Data records
"""

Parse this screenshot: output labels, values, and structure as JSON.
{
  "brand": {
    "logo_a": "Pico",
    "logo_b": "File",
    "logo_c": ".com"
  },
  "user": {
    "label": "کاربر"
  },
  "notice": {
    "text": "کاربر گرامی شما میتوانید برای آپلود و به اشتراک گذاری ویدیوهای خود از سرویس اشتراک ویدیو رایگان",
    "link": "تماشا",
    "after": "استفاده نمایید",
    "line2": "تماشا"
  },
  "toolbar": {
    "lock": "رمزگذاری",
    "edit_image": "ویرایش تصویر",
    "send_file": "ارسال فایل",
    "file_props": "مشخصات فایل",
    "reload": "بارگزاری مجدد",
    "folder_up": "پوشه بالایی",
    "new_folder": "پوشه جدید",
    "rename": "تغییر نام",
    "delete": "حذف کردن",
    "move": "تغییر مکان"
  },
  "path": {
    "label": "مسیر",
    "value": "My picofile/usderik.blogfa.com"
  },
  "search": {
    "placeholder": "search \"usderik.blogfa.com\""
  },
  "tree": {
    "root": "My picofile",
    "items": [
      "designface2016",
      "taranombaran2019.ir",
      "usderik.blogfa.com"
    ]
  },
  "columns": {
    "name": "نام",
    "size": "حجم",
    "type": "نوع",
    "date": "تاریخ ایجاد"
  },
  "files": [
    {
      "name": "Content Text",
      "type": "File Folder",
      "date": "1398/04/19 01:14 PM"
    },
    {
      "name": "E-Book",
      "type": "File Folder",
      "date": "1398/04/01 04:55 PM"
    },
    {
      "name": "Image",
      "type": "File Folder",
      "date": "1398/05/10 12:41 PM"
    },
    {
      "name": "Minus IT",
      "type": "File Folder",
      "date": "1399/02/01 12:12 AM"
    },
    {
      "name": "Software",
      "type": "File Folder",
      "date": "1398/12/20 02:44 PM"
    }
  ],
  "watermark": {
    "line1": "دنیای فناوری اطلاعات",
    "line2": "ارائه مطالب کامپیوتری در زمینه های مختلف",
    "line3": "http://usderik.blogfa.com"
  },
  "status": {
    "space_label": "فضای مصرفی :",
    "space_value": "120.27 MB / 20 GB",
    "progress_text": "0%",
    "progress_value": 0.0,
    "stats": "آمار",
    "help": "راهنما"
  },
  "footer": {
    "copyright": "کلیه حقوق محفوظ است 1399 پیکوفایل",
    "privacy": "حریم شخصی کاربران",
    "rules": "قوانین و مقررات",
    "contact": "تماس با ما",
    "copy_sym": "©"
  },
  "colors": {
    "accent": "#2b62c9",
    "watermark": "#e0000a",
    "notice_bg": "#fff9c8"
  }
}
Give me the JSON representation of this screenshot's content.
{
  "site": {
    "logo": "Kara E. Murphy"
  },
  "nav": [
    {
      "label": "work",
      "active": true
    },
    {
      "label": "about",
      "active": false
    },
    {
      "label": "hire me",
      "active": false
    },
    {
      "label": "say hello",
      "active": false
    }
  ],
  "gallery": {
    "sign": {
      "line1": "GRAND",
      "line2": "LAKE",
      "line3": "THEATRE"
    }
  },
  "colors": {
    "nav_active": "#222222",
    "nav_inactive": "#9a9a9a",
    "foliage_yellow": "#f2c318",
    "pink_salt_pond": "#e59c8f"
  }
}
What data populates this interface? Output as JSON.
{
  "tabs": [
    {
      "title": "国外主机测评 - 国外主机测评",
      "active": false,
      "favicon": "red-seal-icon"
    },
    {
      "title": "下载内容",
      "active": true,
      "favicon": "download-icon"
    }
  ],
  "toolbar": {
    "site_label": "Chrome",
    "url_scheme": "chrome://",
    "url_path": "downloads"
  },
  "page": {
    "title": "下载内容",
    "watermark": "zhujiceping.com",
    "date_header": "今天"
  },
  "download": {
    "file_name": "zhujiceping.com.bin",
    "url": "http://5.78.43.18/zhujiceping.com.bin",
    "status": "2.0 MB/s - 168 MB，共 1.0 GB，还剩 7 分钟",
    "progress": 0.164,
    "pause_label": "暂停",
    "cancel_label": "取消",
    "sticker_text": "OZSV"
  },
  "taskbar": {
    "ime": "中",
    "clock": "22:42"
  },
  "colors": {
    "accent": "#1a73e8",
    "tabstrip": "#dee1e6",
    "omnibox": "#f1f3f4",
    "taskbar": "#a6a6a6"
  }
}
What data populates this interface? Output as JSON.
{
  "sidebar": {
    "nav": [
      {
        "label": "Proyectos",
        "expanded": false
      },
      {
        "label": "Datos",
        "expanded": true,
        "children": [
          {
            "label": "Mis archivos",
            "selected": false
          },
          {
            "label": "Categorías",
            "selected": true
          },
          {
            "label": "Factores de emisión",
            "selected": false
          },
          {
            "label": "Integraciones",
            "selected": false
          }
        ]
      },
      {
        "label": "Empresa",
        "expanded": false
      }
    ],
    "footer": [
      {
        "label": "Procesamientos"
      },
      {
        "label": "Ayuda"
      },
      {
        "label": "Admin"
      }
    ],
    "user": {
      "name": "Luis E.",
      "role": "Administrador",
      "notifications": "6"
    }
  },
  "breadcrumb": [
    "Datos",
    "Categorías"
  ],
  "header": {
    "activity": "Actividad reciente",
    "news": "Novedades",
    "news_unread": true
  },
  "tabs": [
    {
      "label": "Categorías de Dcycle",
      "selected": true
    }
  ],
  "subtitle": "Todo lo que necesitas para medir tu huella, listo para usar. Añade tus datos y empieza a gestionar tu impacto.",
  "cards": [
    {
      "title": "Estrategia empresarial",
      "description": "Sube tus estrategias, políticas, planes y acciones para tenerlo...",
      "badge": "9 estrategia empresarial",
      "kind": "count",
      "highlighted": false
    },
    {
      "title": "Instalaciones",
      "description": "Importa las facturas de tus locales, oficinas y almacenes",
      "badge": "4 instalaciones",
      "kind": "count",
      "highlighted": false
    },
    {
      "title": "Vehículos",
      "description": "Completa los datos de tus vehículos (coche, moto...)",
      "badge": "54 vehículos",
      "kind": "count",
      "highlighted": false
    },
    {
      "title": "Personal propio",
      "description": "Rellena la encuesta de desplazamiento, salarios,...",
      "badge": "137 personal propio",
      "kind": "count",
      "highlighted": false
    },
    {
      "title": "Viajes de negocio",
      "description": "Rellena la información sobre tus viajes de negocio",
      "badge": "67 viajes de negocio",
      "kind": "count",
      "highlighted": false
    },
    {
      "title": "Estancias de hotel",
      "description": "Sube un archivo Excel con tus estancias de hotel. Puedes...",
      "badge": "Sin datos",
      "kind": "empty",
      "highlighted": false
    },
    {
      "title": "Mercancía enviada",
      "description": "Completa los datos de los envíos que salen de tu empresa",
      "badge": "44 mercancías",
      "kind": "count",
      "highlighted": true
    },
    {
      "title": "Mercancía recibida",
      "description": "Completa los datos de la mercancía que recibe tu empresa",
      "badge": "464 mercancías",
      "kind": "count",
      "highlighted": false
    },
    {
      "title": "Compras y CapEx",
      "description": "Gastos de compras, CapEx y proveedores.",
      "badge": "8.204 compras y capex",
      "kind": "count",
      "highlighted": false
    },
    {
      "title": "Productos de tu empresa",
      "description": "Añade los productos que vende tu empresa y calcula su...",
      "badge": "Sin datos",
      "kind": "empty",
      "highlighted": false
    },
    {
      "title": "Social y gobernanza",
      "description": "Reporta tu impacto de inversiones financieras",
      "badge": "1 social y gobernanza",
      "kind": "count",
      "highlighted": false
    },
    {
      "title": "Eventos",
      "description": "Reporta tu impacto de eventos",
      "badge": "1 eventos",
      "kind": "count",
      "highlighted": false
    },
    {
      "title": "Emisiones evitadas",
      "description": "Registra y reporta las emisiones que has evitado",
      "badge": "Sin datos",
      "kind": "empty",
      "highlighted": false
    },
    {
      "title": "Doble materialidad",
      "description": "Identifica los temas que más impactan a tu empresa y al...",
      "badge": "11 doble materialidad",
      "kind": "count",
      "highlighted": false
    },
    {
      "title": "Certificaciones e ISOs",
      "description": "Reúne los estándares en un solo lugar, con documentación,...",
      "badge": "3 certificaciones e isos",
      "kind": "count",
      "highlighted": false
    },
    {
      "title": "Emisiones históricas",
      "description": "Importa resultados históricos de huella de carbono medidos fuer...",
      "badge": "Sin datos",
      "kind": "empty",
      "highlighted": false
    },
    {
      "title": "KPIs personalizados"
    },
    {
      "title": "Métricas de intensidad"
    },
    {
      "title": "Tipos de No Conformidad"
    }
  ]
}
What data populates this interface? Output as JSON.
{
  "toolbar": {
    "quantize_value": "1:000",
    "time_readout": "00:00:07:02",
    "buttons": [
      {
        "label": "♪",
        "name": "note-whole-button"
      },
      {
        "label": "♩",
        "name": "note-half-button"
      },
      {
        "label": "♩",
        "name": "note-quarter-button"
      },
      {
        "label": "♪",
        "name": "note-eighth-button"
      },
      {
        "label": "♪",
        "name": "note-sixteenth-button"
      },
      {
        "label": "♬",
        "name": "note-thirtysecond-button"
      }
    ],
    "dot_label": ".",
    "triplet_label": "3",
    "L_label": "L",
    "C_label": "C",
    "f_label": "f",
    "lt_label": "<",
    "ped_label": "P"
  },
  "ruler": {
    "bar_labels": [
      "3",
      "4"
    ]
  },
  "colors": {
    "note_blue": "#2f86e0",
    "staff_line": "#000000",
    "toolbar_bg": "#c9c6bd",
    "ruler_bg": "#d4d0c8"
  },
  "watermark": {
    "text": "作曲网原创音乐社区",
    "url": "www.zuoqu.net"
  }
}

"""

● **TASK TO COMPLETE**
Filter the records down to the lines that contain the string "Sube", and copy those lines.

● **COMPLETED EXERCISE**
      "description": "Sube tus estrategias, políticas, planes y acciones para tenerlo...",
      "description": "Sube un archivo Excel con tus estancias de hotel. Puedes...",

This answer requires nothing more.